TASK DIRECTIONS: Return each line of the listing that contains the string "Danko".

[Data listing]
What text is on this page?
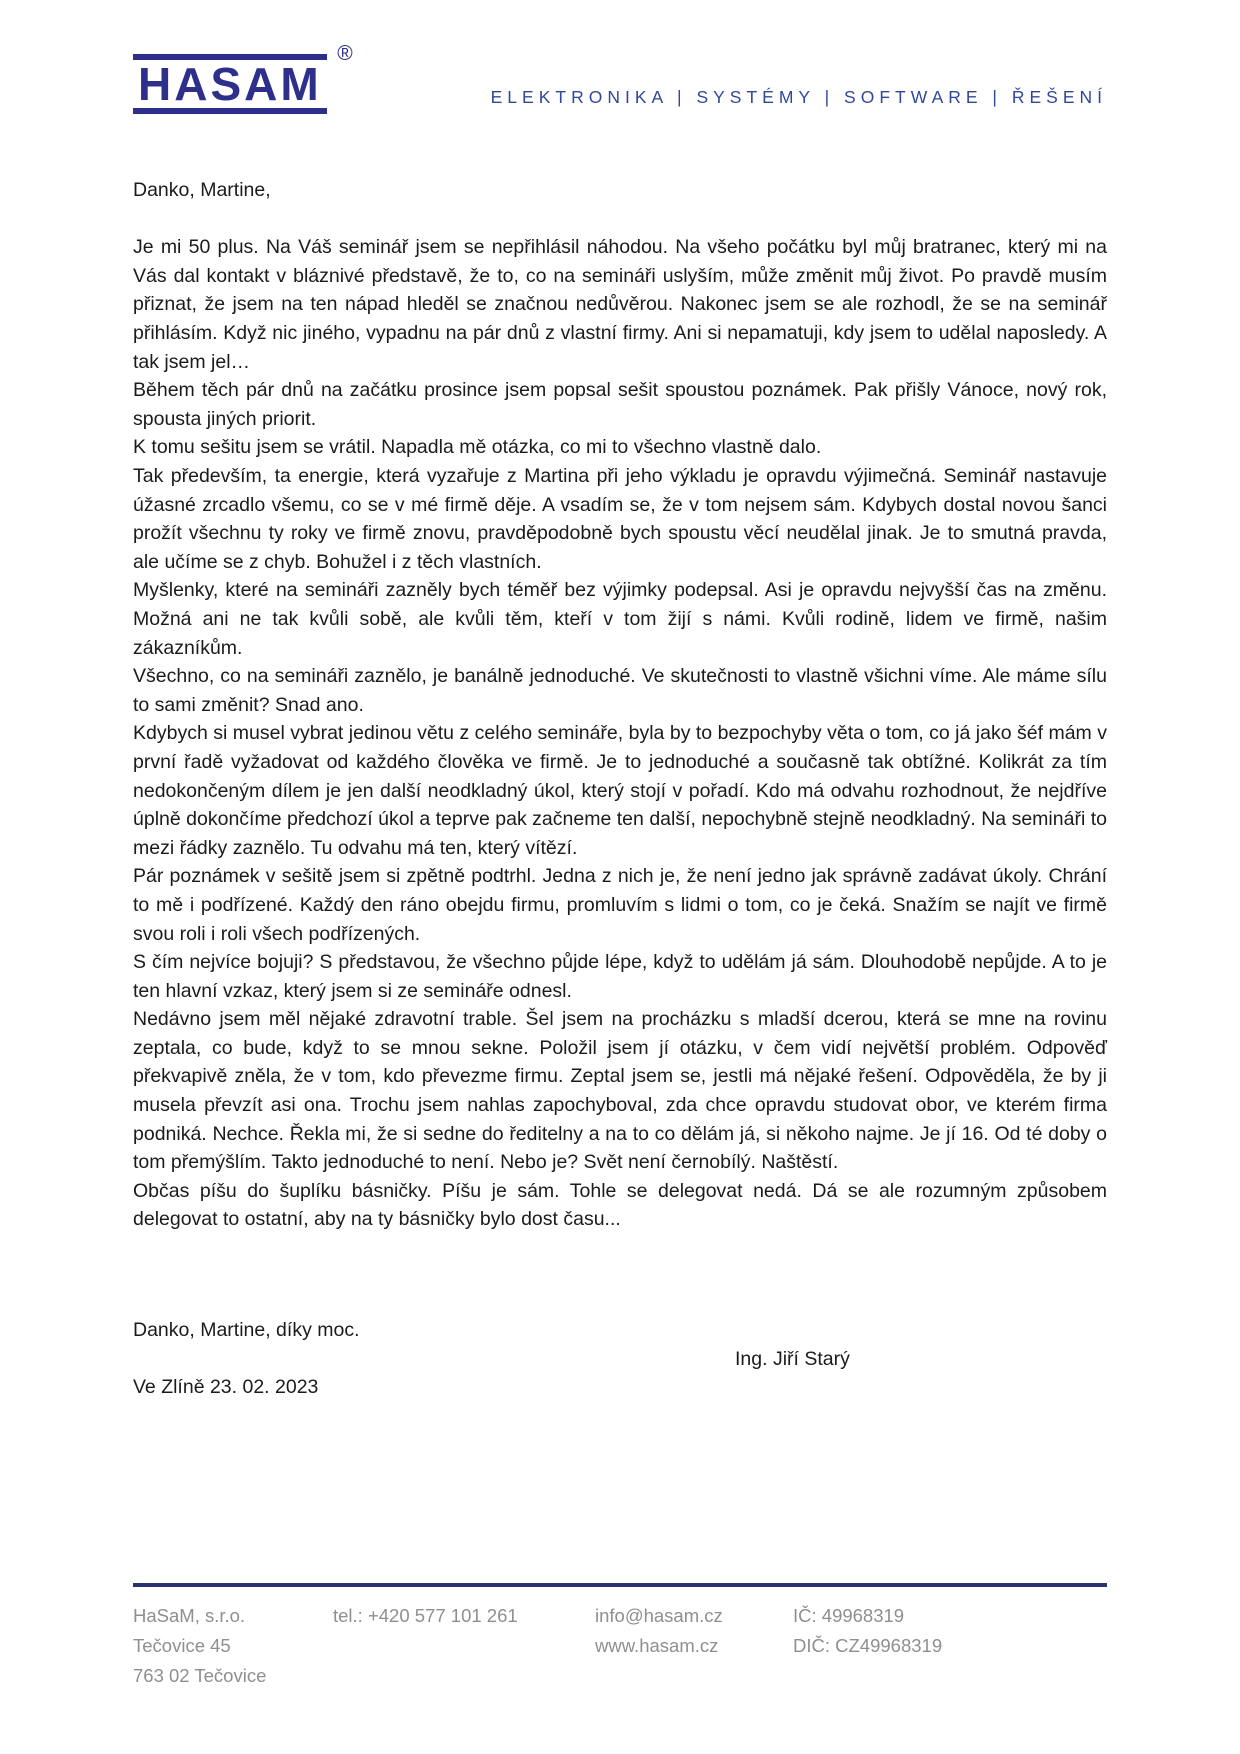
HASAM
®
ELEKTRONIKA | SYSTÉMY | SOFTWARE | ŘEŠENÍ

Danko, Martine,

Je mi 50 plus. Na Váš seminář jsem se nepřihlásil náhodou. Na všeho počátku byl můj bratranec, který mi na Vás dal kontakt v bláznivé představě, že to, co na semináři uslyším, může změnit můj život. Po pravdě musím přiznat, že jsem na ten nápad hleděl se značnou nedůvěrou. Nakonec jsem se ale rozhodl, že se na seminář přihlásím. Když nic jiného, vypadnu na pár dnů z vlastní firmy. Ani si nepamatuji, kdy jsem to udělal naposledy. A tak jsem jel…

Během těch pár dnů na začátku prosince jsem popsal sešit spoustou poznámek. Pak přišly Vánoce, nový rok, spousta jiných priorit.

K tomu sešitu jsem se vrátil. Napadla mě otázka, co mi to všechno vlastně dalo.

Tak především, ta energie, která vyzařuje z Martina při jeho výkladu je opravdu výjimečná. Seminář nastavuje úžasné zrcadlo všemu, co se v mé firmě děje. A vsadím se, že v tom nejsem sám. Kdybych dostal novou šanci prožít všechnu ty roky ve firmě znovu, pravděpodobně bych spoustu věcí neudělal jinak. Je to smutná pravda, ale učíme se z chyb. Bohužel i z těch vlastních.

Myšlenky, které na semináři zazněly bych téměř bez výjimky podepsal. Asi je opravdu nejvyšší čas na změnu. Možná ani ne tak kvůli sobě, ale kvůli těm, kteří v tom žijí s námi. Kvůli rodině, lidem ve firmě, našim zákazníkům.

Všechno, co na semináři zaznělo, je banálně jednoduché. Ve skutečnosti to vlastně všichni víme. Ale máme sílu to sami změnit? Snad ano.

Kdybych si musel vybrat jedinou větu z celého semináře, byla by to bezpochyby věta o tom, co já jako šéf mám v první řadě vyžadovat od každého člověka ve firmě. Je to jednoduché a současně tak obtížné. Kolikrát za tím nedokončeným dílem je jen další neodkladný úkol, který stojí v pořadí. Kdo má odvahu rozhodnout, že nejdříve úplně dokončíme předchozí úkol a teprve pak začneme ten další, nepochybně stejně neodkladný. Na semináři to mezi řádky zaznělo. Tu odvahu má ten, který vítězí.

Pár poznámek v sešitě jsem si zpětně podtrhl. Jedna z nich je, že není jedno jak správně zadávat úkoly. Chrání to mě i podřízené. Každý den ráno obejdu firmu, promluvím s lidmi o tom, co je čeká. Snažím se najít ve firmě svou roli i roli všech podřízených.

S čím nejvíce bojuji? S představou, že všechno půjde lépe, když to udělám já sám. Dlouhodobě nepůjde. A to je ten hlavní vzkaz, který jsem si ze semináře odnesl.

Nedávno jsem měl nějaké zdravotní trable. Šel jsem na procházku s mladší dcerou, která se mne na rovinu zeptala, co bude, když to se mnou sekne. Položil jsem jí otázku, v čem vidí největší problém. Odpověď překvapivě zněla, že v tom, kdo převezme firmu. Zeptal jsem se, jestli má nějaké řešení. Odpověděla, že by ji musela převzít asi ona. Trochu jsem nahlas zapochyboval, zda chce opravdu studovat obor, ve kterém firma podniká. Nechce. Řekla mi, že si sedne do ředitelny a na to co dělám já, si někoho najme. Je jí 16. Od té doby o tom přemýšlím. Takto jednoduché to není. Nebo je? Svět není černobílý. Naštěstí.

Občas píšu do šuplíku básničky. Píšu je sám. Tohle se delegovat nedá. Dá se ale rozumným způsobem delegovat to ostatní, aby na ty básničky bylo dost času...

Danko, Martine, díky moc.

Ing. Jiří Starý

Ve Zlíně 23. 02. 2023

HaSaM, s.r.o.
Tečovice 45
763 02 Tečovice
tel.: +420 577 101 261	info@hasam.cz
www.hasam.cz
IČ: 49968319
DIČ: CZ49968319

RESULT OF THE TASK:
Danko, Martine,
Danko, Martine, díky moc.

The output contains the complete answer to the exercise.